--- begin PROVIDED RECORDS ---
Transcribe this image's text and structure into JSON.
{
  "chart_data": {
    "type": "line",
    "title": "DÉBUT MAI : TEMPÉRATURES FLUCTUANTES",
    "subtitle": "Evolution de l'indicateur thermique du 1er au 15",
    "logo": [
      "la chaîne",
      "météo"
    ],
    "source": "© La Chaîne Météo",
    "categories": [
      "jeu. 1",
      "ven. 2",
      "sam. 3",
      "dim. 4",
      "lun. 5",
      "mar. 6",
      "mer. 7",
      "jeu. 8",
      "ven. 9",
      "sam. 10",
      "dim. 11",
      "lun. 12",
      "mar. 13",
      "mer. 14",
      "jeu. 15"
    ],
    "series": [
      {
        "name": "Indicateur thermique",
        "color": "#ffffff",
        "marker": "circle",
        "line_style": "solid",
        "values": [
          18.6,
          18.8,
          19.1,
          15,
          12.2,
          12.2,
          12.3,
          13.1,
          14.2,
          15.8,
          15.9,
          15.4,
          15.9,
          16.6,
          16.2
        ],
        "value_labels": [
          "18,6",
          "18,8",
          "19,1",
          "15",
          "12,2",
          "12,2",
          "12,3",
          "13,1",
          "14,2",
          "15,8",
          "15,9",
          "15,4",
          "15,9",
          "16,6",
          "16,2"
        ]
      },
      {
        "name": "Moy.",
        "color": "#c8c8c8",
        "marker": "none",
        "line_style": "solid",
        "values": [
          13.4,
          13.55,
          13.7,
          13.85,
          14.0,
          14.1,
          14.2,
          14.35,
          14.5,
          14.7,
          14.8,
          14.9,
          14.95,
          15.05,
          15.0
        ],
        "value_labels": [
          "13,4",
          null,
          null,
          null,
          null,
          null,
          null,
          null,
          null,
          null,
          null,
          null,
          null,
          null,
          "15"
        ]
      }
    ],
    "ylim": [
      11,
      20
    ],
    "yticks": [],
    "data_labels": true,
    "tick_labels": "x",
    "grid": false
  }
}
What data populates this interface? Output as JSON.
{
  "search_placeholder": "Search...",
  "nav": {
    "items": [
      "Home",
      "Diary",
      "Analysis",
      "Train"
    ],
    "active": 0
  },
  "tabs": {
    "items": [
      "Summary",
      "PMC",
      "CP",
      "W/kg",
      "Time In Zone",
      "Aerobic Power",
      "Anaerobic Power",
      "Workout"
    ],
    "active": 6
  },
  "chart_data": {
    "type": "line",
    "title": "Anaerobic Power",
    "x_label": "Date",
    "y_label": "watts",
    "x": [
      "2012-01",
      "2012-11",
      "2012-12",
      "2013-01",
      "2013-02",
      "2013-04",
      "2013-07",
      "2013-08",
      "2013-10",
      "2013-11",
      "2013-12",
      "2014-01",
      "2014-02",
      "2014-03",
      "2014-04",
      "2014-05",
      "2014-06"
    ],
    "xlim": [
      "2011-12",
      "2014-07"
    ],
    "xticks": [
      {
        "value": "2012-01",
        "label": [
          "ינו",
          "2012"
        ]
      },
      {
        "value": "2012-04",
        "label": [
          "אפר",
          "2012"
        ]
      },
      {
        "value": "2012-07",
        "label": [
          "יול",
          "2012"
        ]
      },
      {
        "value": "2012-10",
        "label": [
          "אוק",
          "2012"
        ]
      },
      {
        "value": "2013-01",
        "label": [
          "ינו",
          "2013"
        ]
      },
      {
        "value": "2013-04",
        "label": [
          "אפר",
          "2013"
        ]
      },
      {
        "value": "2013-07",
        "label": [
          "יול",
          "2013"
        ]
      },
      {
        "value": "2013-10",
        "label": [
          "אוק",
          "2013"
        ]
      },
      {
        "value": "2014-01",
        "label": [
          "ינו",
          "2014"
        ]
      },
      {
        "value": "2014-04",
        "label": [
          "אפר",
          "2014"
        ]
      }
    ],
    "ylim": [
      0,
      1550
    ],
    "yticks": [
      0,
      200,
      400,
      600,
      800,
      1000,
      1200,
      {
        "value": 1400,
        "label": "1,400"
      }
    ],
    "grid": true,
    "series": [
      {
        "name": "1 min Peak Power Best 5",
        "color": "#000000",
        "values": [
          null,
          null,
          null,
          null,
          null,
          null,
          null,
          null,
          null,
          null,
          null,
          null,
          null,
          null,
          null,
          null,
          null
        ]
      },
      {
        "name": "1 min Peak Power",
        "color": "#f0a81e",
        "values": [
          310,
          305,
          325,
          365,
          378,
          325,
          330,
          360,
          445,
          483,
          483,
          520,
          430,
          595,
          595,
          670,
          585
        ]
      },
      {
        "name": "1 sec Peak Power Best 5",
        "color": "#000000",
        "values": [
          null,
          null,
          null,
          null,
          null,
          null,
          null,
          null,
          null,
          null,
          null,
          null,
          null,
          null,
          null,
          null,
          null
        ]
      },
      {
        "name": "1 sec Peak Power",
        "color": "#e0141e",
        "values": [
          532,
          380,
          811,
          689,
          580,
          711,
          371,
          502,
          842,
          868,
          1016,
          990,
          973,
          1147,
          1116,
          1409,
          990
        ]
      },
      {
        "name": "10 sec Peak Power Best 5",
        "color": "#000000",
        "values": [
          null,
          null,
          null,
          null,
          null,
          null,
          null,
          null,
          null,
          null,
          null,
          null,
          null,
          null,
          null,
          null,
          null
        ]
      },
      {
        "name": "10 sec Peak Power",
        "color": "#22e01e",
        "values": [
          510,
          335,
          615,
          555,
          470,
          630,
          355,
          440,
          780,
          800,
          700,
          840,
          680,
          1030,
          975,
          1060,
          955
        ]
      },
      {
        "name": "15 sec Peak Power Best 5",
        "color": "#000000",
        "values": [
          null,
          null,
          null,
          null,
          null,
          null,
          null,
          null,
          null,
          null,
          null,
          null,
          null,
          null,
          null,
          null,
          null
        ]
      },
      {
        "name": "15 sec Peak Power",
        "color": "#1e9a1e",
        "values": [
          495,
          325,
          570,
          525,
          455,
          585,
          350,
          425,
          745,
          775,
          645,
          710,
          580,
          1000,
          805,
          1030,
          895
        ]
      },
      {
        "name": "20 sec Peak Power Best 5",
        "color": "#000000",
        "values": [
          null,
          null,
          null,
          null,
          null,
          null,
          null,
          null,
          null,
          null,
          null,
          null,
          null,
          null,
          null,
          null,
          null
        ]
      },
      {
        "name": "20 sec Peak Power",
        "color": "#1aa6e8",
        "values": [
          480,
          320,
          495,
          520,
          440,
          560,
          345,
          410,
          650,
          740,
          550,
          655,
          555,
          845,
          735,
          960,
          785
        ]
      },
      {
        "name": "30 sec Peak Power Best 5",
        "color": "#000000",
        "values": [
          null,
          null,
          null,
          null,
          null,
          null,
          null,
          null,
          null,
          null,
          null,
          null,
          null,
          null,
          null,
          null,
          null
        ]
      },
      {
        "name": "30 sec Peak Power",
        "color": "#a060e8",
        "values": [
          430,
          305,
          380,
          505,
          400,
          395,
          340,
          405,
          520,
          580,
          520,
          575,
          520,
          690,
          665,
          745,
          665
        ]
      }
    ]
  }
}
--- end PROVIDED RECORDS ---
• **YOUR GOAL**
Faithfully reproduce all of the records, character for character.

• **OUTPUT OF THE EXERCISE**
Transcribe this image's text and structure into JSON.
{
  "chart_data": {
    "type": "line",
    "title": "DÉBUT MAI : TEMPÉRATURES FLUCTUANTES",
    "subtitle": "Evolution de l'indicateur thermique du 1er au 15",
    "logo": [
      "la chaîne",
      "météo"
    ],
    "source": "© La Chaîne Météo",
    "categories": [
      "jeu. 1",
      "ven. 2",
      "sam. 3",
      "dim. 4",
      "lun. 5",
      "mar. 6",
      "mer. 7",
      "jeu. 8",
      "ven. 9",
      "sam. 10",
      "dim. 11",
      "lun. 12",
      "mar. 13",
      "mer. 14",
      "jeu. 15"
    ],
    "series": [
      {
        "name": "Indicateur thermique",
        "color": "#ffffff",
        "marker": "circle",
        "line_style": "solid",
        "values": [
          18.6,
          18.8,
          19.1,
          15,
          12.2,
          12.2,
          12.3,
          13.1,
          14.2,
          15.8,
          15.9,
          15.4,
          15.9,
          16.6,
          16.2
        ],
        "value_labels": [
          "18,6",
          "18,8",
          "19,1",
          "15",
          "12,2",
          "12,2",
          "12,3",
          "13,1",
          "14,2",
          "15,8",
          "15,9",
          "15,4",
          "15,9",
          "16,6",
          "16,2"
        ]
      },
      {
        "name": "Moy.",
        "color": "#c8c8c8",
        "marker": "none",
        "line_style": "solid",
        "values": [
          13.4,
          13.55,
          13.7,
          13.85,
          14.0,
          14.1,
          14.2,
          14.35,
          14.5,
          14.7,
          14.8,
          14.9,
          14.95,
          15.05,
          15.0
        ],
        "value_labels": [
          "13,4",
          null,
          null,
          null,
          null,
          null,
          null,
          null,
          null,
          null,
          null,
          null,
          null,
          null,
          "15"
        ]
      }
    ],
    "ylim": [
      11,
      20
    ],
    "yticks": [],
    "data_labels": true,
    "tick_labels": "x",
    "grid": false
  }
}
What data populates this interface? Output as JSON.
{
  "search_placeholder": "Search...",
  "nav": {
    "items": [
      "Home",
      "Diary",
      "Analysis",
      "Train"
    ],
    "active": 0
  },
  "tabs": {
    "items": [
      "Summary",
      "PMC",
      "CP",
      "W/kg",
      "Time In Zone",
      "Aerobic Power",
      "Anaerobic Power",
      "Workout"
    ],
    "active": 6
  },
  "chart_data": {
    "type": "line",
    "title": "Anaerobic Power",
    "x_label": "Date",
    "y_label": "watts",
    "x": [
      "2012-01",
      "2012-11",
      "2012-12",
      "2013-01",
      "2013-02",
      "2013-04",
      "2013-07",
      "2013-08",
      "2013-10",
      "2013-11",
      "2013-12",
      "2014-01",
      "2014-02",
      "2014-03",
      "2014-04",
      "2014-05",
      "2014-06"
    ],
    "xlim": [
      "2011-12",
      "2014-07"
    ],
    "xticks": [
      {
        "value": "2012-01",
        "label": [
          "ינו",
          "2012"
        ]
      },
      {
        "value": "2012-04",
        "label": [
          "אפר",
          "2012"
        ]
      },
      {
        "value": "2012-07",
        "label": [
          "יול",
          "2012"
        ]
      },
      {
        "value": "2012-10",
        "label": [
          "אוק",
          "2012"
        ]
      },
      {
        "value": "2013-01",
        "label": [
          "ינו",
          "2013"
        ]
      },
      {
        "value": "2013-04",
        "label": [
          "אפר",
          "2013"
        ]
      },
      {
        "value": "2013-07",
        "label": [
          "יול",
          "2013"
        ]
      },
      {
        "value": "2013-10",
        "label": [
          "אוק",
          "2013"
        ]
      },
      {
        "value": "2014-01",
        "label": [
          "ינו",
          "2014"
        ]
      },
      {
        "value": "2014-04",
        "label": [
          "אפר",
          "2014"
        ]
      }
    ],
    "ylim": [
      0,
      1550
    ],
    "yticks": [
      0,
      200,
      400,
      600,
      800,
      1000,
      1200,
      {
        "value": 1400,
        "label": "1,400"
      }
    ],
    "grid": true,
    "series": [
      {
        "name": "1 min Peak Power Best 5",
        "color": "#000000",
        "values": [
          null,
          null,
          null,
          null,
          null,
          null,
          null,
          null,
          null,
          null,
          null,
          null,
          null,
          null,
          null,
          null,
          null
        ]
      },
      {
        "name": "1 min Peak Power",
        "color": "#f0a81e",
        "values": [
          310,
          305,
          325,
          365,
          378,
          325,
          330,
          360,
          445,
          483,
          483,
          520,
          430,
          595,
          595,
          670,
          585
        ]
      },
      {
        "name": "1 sec Peak Power Best 5",
        "color": "#000000",
        "values": [
          null,
          null,
          null,
          null,
          null,
          null,
          null,
          null,
          null,
          null,
          null,
          null,
          null,
          null,
          null,
          null,
          null
        ]
      },
      {
        "name": "1 sec Peak Power",
        "color": "#e0141e",
        "values": [
          532,
          380,
          811,
          689,
          580,
          711,
          371,
          502,
          842,
          868,
          1016,
          990,
          973,
          1147,
          1116,
          1409,
          990
        ]
      },
      {
        "name": "10 sec Peak Power Best 5",
        "color": "#000000",
        "values": [
          null,
          null,
          null,
          null,
          null,
          null,
          null,
          null,
          null,
          null,
          null,
          null,
          null,
          null,
          null,
          null,
          null
        ]
      },
      {
        "name": "10 sec Peak Power",
        "color": "#22e01e",
        "values": [
          510,
          335,
          615,
          555,
          470,
          630,
          355,
          440,
          780,
          800,
          700,
          840,
          680,
          1030,
          975,
          1060,
          955
        ]
      },
      {
        "name": "15 sec Peak Power Best 5",
        "color": "#000000",
        "values": [
          null,
          null,
          null,
          null,
          null,
          null,
          null,
          null,
          null,
          null,
          null,
          null,
          null,
          null,
          null,
          null,
          null
        ]
      },
      {
        "name": "15 sec Peak Power",
        "color": "#1e9a1e",
        "values": [
          495,
          325,
          570,
          525,
          455,
          585,
          350,
          425,
          745,
          775,
          645,
          710,
          580,
          1000,
          805,
          1030,
          895
        ]
      },
      {
        "name": "20 sec Peak Power Best 5",
        "color": "#000000",
        "values": [
          null,
          null,
          null,
          null,
          null,
          null,
          null,
          null,
          null,
          null,
          null,
          null,
          null,
          null,
          null,
          null,
          null
        ]
      },
      {
        "name": "20 sec Peak Power",
        "color": "#1aa6e8",
        "values": [
          480,
          320,
          495,
          520,
          440,
          560,
          345,
          410,
          650,
          740,
          550,
          655,
          555,
          845,
          735,
          960,
          785
        ]
      },
      {
        "name": "30 sec Peak Power Best 5",
        "color": "#000000",
        "values": [
          null,
          null,
          null,
          null,
          null,
          null,
          null,
          null,
          null,
          null,
          null,
          null,
          null,
          null,
          null,
          null,
          null
        ]
      },
      {
        "name": "30 sec Peak Power",
        "color": "#a060e8",
        "values": [
          430,
          305,
          380,
          505,
          400,
          395,
          340,
          405,
          520,
          580,
          520,
          575,
          520,
          690,
          665,
          745,
          665
        ]
      }
    ]
  }
}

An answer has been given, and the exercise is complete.